Please print the full listing exactly.
+-------+
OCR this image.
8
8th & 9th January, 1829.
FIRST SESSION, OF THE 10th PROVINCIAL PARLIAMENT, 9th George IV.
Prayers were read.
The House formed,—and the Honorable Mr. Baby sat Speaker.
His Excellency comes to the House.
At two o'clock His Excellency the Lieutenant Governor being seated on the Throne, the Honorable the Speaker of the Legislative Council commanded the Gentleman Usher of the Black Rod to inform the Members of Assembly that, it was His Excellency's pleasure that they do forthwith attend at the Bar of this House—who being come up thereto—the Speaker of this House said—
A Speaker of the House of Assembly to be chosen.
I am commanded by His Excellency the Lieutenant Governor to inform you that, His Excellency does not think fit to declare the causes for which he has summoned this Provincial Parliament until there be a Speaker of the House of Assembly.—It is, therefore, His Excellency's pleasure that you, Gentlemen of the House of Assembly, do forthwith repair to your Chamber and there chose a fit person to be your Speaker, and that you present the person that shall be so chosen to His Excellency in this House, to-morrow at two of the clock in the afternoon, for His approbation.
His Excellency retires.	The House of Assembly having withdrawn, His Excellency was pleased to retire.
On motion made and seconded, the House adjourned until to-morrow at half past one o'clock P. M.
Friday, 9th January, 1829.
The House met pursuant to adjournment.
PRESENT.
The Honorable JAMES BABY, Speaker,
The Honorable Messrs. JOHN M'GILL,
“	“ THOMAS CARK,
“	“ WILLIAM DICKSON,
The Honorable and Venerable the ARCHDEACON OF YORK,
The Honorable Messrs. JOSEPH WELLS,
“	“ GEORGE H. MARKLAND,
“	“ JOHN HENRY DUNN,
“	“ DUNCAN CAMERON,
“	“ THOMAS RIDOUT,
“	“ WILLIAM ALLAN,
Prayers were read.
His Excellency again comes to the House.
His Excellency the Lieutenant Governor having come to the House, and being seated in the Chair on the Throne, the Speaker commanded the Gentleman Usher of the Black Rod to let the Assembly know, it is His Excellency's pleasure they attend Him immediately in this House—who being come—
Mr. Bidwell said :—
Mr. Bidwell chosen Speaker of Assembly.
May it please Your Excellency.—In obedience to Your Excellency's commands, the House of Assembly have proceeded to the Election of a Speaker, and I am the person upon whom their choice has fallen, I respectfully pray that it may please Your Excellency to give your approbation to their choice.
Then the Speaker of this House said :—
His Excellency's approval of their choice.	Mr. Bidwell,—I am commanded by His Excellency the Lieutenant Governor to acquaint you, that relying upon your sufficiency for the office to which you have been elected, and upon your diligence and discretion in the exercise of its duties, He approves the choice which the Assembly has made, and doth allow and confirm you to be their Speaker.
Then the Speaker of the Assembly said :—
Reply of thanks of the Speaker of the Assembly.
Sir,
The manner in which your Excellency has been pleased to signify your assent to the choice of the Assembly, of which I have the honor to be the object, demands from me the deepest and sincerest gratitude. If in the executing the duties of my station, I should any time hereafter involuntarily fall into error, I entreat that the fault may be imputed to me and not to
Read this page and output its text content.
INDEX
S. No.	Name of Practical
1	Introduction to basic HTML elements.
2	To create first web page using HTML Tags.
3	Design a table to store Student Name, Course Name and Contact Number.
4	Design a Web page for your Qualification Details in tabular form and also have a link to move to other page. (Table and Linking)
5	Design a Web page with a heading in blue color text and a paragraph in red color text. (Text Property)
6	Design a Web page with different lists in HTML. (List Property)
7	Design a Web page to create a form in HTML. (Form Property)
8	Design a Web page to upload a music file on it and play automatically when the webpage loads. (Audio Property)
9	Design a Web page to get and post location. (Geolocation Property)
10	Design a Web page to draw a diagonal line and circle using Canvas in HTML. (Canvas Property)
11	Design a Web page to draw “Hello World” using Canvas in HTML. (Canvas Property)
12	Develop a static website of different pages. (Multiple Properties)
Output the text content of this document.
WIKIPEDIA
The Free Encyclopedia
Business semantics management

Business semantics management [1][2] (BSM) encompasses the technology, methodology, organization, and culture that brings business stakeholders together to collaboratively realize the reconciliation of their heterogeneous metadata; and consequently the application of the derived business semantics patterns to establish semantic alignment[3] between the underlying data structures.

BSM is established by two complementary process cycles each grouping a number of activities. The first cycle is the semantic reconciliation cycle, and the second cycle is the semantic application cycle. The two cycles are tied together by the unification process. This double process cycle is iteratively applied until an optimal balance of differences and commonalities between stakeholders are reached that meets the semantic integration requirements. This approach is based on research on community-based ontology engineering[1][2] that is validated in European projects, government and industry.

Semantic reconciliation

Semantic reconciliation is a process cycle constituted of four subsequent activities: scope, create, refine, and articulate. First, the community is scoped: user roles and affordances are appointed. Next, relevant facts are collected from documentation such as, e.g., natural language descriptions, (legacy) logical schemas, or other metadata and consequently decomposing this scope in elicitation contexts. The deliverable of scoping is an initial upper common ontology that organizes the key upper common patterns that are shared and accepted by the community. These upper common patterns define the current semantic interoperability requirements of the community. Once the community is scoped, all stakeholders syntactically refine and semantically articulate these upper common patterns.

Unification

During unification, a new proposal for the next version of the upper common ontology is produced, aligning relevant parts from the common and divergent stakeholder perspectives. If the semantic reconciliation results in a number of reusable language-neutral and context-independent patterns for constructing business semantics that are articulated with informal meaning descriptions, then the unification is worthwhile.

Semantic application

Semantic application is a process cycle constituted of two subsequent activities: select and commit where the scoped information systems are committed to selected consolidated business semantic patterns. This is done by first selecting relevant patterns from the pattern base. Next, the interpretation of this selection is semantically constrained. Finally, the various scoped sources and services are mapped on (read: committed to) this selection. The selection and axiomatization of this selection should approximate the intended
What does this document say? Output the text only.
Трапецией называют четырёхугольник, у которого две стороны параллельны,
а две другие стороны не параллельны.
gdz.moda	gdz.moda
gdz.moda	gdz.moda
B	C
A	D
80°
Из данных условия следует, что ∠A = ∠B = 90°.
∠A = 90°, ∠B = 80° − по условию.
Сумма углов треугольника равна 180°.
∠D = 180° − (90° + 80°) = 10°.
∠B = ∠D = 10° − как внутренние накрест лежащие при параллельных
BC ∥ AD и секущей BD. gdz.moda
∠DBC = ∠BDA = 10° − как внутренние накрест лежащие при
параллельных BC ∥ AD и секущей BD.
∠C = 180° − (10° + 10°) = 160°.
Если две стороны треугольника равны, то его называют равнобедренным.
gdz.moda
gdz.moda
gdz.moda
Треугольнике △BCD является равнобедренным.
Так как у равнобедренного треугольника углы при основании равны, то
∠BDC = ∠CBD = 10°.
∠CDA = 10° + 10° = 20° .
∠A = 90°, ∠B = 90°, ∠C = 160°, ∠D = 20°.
+-------+
RESULT:
OCR this image.
8
8th & 9th January, 1829.
FIRST SESSION, OF THE 10th PROVINCIAL PARLIAMENT, 9th George IV.
Prayers were read.
The House formed,—and the Honorable Mr. Baby sat Speaker.
His Excellency comes to the House.
At two o'clock His Excellency the Lieutenant Governor being seated on the Throne, the Honorable the Speaker of the Legislative Council commanded the Gentleman Usher of the Black Rod to inform the Members of Assembly that, it was His Excellency's pleasure that they do forthwith attend at the Bar of this House—who being come up thereto—the Speaker of this House said—
A Speaker of the House of Assembly to be chosen.
I am commanded by His Excellency the Lieutenant Governor to inform you that, His Excellency does not think fit to declare the causes for which he has summoned this Provincial Parliament until there be a Speaker of the House of Assembly.—It is, therefore, His Excellency's pleasure that you, Gentlemen of the House of Assembly, do forthwith repair to your Chamber and there chose a fit person to be your Speaker, and that you present the person that shall be so chosen to His Excellency in this House, to-morrow at two of the clock in the afternoon, for His approbation.
His Excellency retires.	The House of Assembly having withdrawn, His Excellency was pleased to retire.
On motion made and seconded, the House adjourned until to-morrow at half past one o'clock P. M.
Friday, 9th January, 1829.
The House met pursuant to adjournment.
PRESENT.
The Honorable JAMES BABY, Speaker,
The Honorable Messrs. JOHN M'GILL,
“	“ THOMAS CARK,
“	“ WILLIAM DICKSON,
The Honorable and Venerable the ARCHDEACON OF YORK,
The Honorable Messrs. JOSEPH WELLS,
“	“ GEORGE H. MARKLAND,
“	“ JOHN HENRY DUNN,
“	“ DUNCAN CAMERON,
“	“ THOMAS RIDOUT,
“	“ WILLIAM ALLAN,
Prayers were read.
His Excellency again comes to the House.
His Excellency the Lieutenant Governor having come to the House, and being seated in the Chair on the Throne, the Speaker commanded the Gentleman Usher of the Black Rod to let the Assembly know, it is His Excellency's pleasure they attend Him immediately in this House—who being come—
Mr. Bidwell said :—
Mr. Bidwell chosen Speaker of Assembly.
May it please Your Excellency.—In obedience to Your Excellency's commands, the House of Assembly have proceeded to the Election of a Speaker, and I am the person upon whom their choice has fallen, I respectfully pray that it may please Your Excellency to give your approbation to their choice.
Then the Speaker of this House said :—
His Excellency's approval of their choice.	Mr. Bidwell,—I am commanded by His Excellency the Lieutenant Governor to acquaint you, that relying upon your sufficiency for the office to which you have been elected, and upon your diligence and discretion in the exercise of its duties, He approves the choice which the Assembly has made, and doth allow and confirm you to be their Speaker.
Then the Speaker of the Assembly said :—
Reply of thanks of the Speaker of the Assembly.
Sir,
The manner in which your Excellency has been pleased to signify your assent to the choice of the Assembly, of which I have the honor to be the object, demands from me the deepest and sincerest gratitude. If in the executing the duties of my station, I should any time hereafter involuntarily fall into error, I entreat that the fault may be imputed to me and not to
Read this page and output its text content.
INDEX
S. No.	Name of Practical
1	Introduction to basic HTML elements.
2	To create first web page using HTML Tags.
3	Design a table to store Student Name, Course Name and Contact Number.
4	Design a Web page for your Qualification Details in tabular form and also have a link to move to other page. (Table and Linking)
5	Design a Web page with a heading in blue color text and a paragraph in red color text. (Text Property)
6	Design a Web page with different lists in HTML. (List Property)
7	Design a Web page to create a form in HTML. (Form Property)
8	Design a Web page to upload a music file on it and play automatically when the webpage loads. (Audio Property)
9	Design a Web page to get and post location. (Geolocation Property)
10	Design a Web page to draw a diagonal line and circle using Canvas in HTML. (Canvas Property)
11	Design a Web page to draw “Hello World” using Canvas in HTML. (Canvas Property)
12	Develop a static website of different pages. (Multiple Properties)
Output the text content of this document.
WIKIPEDIA
The Free Encyclopedia
Business semantics management

Business semantics management [1][2] (BSM) encompasses the technology, methodology, organization, and culture that brings business stakeholders together to collaboratively realize the reconciliation of their heterogeneous metadata; and consequently the application of the derived business semantics patterns to establish semantic alignment[3] between the underlying data structures.

BSM is established by two complementary process cycles each grouping a number of activities. The first cycle is the semantic reconciliation cycle, and the second cycle is the semantic application cycle. The two cycles are tied together by the unification process. This double process cycle is iteratively applied until an optimal balance of differences and commonalities between stakeholders are reached that meets the semantic integration requirements. This approach is based on research on community-based ontology engineering[1][2] that is validated in European projects, government and industry.

Semantic reconciliation

Semantic reconciliation is a process cycle constituted of four subsequent activities: scope, create, refine, and articulate. First, the community is scoped: user roles and affordances are appointed. Next, relevant facts are collected from documentation such as, e.g., natural language descriptions, (legacy) logical schemas, or other metadata and consequently decomposing this scope in elicitation contexts. The deliverable of scoping is an initial upper common ontology that organizes the key upper common patterns that are shared and accepted by the community. These upper common patterns define the current semantic interoperability requirements of the community. Once the community is scoped, all stakeholders syntactically refine and semantically articulate these upper common patterns.

Unification

During unification, a new proposal for the next version of the upper common ontology is produced, aligning relevant parts from the common and divergent stakeholder perspectives. If the semantic reconciliation results in a number of reusable language-neutral and context-independent patterns for constructing business semantics that are articulated with informal meaning descriptions, then the unification is worthwhile.

Semantic application

Semantic application is a process cycle constituted of two subsequent activities: select and commit where the scoped information systems are committed to selected consolidated business semantic patterns. This is done by first selecting relevant patterns from the pattern base. Next, the interpretation of this selection is semantically constrained. Finally, the various scoped sources and services are mapped on (read: committed to) this selection. The selection and axiomatization of this selection should approximate the intended
What does this document say? Output the text only.
Трапецией называют четырёхугольник, у которого две стороны параллельны,
а две другие стороны не параллельны.
gdz.moda	gdz.moda
gdz.moda	gdz.moda
B	C
A	D
80°
Из данных условия следует, что ∠A = ∠B = 90°.
∠A = 90°, ∠B = 80° − по условию.
Сумма углов треугольника равна 180°.
∠D = 180° − (90° + 80°) = 10°.
∠B = ∠D = 10° − как внутренние накрест лежащие при параллельных
BC ∥ AD и секущей BD. gdz.moda
∠DBC = ∠BDA = 10° − как внутренние накрест лежащие при
параллельных BC ∥ AD и секущей BD.
∠C = 180° − (10° + 10°) = 160°.
Если две стороны треугольника равны, то его называют равнобедренным.
gdz.moda
gdz.moda
gdz.moda
Треугольнике △BCD является равнобедренным.
Так как у равнобедренного треугольника углы при основании равны, то
∠BDC = ∠CBD = 10°.
∠CDA = 10° + 10° = 20° .
∠A = 90°, ∠B = 90°, ∠C = 160°, ∠D = 20°.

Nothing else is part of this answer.